* DATA EXTRACT *
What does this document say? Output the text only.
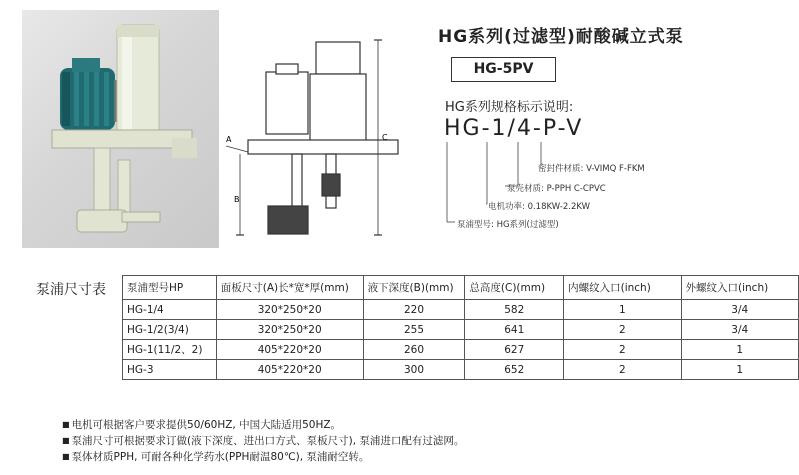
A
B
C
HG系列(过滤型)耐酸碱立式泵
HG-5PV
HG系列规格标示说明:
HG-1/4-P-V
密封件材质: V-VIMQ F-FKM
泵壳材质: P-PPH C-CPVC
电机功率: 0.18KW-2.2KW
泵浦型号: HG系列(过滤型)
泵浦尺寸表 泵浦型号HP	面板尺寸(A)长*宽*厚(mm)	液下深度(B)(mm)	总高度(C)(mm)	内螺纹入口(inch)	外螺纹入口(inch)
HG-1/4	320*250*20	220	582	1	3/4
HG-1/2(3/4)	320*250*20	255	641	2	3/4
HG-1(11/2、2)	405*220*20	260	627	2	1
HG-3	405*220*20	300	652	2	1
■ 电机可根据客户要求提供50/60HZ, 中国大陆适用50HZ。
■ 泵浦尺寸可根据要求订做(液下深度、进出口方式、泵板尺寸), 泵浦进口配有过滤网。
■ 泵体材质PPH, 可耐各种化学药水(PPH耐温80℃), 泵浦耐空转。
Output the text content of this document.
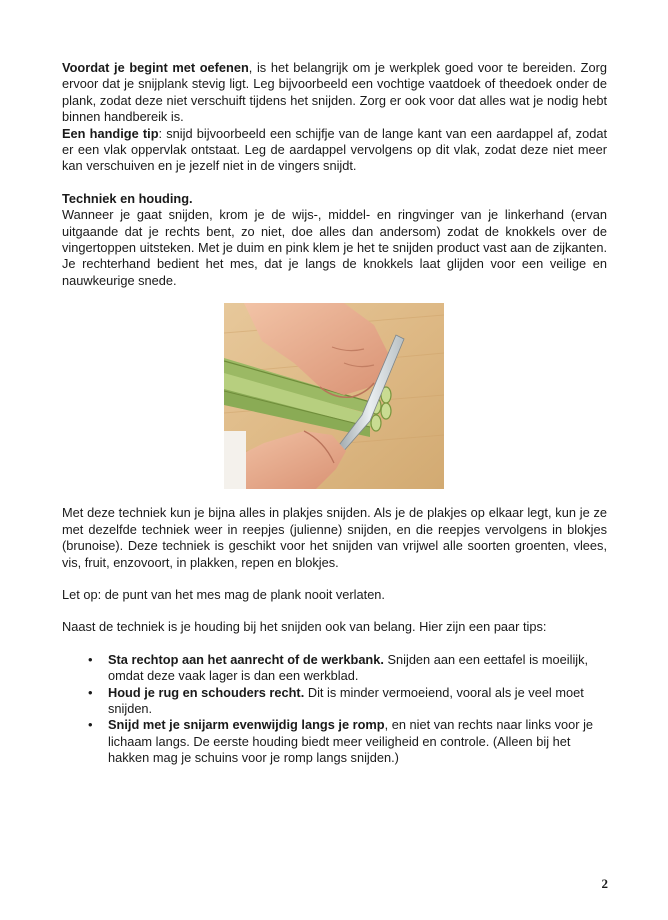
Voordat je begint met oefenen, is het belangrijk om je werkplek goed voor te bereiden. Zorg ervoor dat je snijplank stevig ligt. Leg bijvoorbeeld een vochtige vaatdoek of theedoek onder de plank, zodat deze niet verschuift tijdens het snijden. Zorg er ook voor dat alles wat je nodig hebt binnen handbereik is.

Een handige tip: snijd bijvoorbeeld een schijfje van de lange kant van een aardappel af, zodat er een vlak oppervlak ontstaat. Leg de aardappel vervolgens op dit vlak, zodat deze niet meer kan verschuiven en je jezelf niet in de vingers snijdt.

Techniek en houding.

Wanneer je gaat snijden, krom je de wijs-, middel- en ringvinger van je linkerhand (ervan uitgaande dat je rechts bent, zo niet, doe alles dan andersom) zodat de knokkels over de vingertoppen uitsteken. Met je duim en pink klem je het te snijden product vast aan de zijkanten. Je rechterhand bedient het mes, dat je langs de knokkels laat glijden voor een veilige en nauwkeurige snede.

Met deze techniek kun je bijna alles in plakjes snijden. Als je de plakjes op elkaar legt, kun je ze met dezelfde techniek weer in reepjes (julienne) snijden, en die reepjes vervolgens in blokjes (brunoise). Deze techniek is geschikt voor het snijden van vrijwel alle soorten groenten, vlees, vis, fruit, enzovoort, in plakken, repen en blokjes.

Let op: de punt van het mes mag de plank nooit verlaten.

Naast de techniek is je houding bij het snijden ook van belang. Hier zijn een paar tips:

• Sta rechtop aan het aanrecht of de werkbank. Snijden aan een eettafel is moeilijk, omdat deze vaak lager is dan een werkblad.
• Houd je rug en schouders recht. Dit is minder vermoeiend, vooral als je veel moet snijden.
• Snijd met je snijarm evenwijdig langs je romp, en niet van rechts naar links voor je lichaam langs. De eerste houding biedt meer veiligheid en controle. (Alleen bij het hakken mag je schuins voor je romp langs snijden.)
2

* STATED TASK *
Retype, word for word, only the lines from the line with "Output the text content of this document." to the final line of the listing above; the pictures do not belong in the copy.

* THE OUTPUT *
Output the text content of this document.
Voordat je begint met oefenen, is het belangrijk om je werkplek goed voor te bereiden. Zorg ervoor dat je snijplank stevig ligt. Leg bijvoorbeeld een vochtige vaatdoek of theedoek onder de plank, zodat deze niet verschuift tijdens het snijden. Zorg er ook voor dat alles wat je nodig hebt binnen handbereik is.

Een handige tip: snijd bijvoorbeeld een schijfje van de lange kant van een aardappel af, zodat er een vlak oppervlak ontstaat. Leg de aardappel vervolgens op dit vlak, zodat deze niet meer kan verschuiven en je jezelf niet in de vingers snijdt.

Techniek en houding.

Wanneer je gaat snijden, krom je de wijs-, middel- en ringvinger van je linkerhand (ervan uitgaande dat je rechts bent, zo niet, doe alles dan andersom) zodat de knokkels over de vingertoppen uitsteken. Met je duim en pink klem je het te snijden product vast aan de zijkanten. Je rechterhand bedient het mes, dat je langs de knokkels laat glijden voor een veilige en nauwkeurige snede.

Met deze techniek kun je bijna alles in plakjes snijden. Als je de plakjes op elkaar legt, kun je ze met dezelfde techniek weer in reepjes (julienne) snijden, en die reepjes vervolgens in blokjes (brunoise). Deze techniek is geschikt voor het snijden van vrijwel alle soorten groenten, vlees, vis, fruit, enzovoort, in plakken, repen en blokjes.

Let op: de punt van het mes mag de plank nooit verlaten.

Naast de techniek is je houding bij het snijden ook van belang. Hier zijn een paar tips:

• Sta rechtop aan het aanrecht of de werkbank. Snijden aan een eettafel is moeilijk, omdat deze vaak lager is dan een werkblad.
• Houd je rug en schouders recht. Dit is minder vermoeiend, vooral als je veel moet snijden.
• Snijd met je snijarm evenwijdig langs je romp, en niet van rechts naar links voor je lichaam langs. De eerste houding biedt meer veiligheid en controle. (Alleen bij het hakken mag je schuins voor je romp langs snijden.)
2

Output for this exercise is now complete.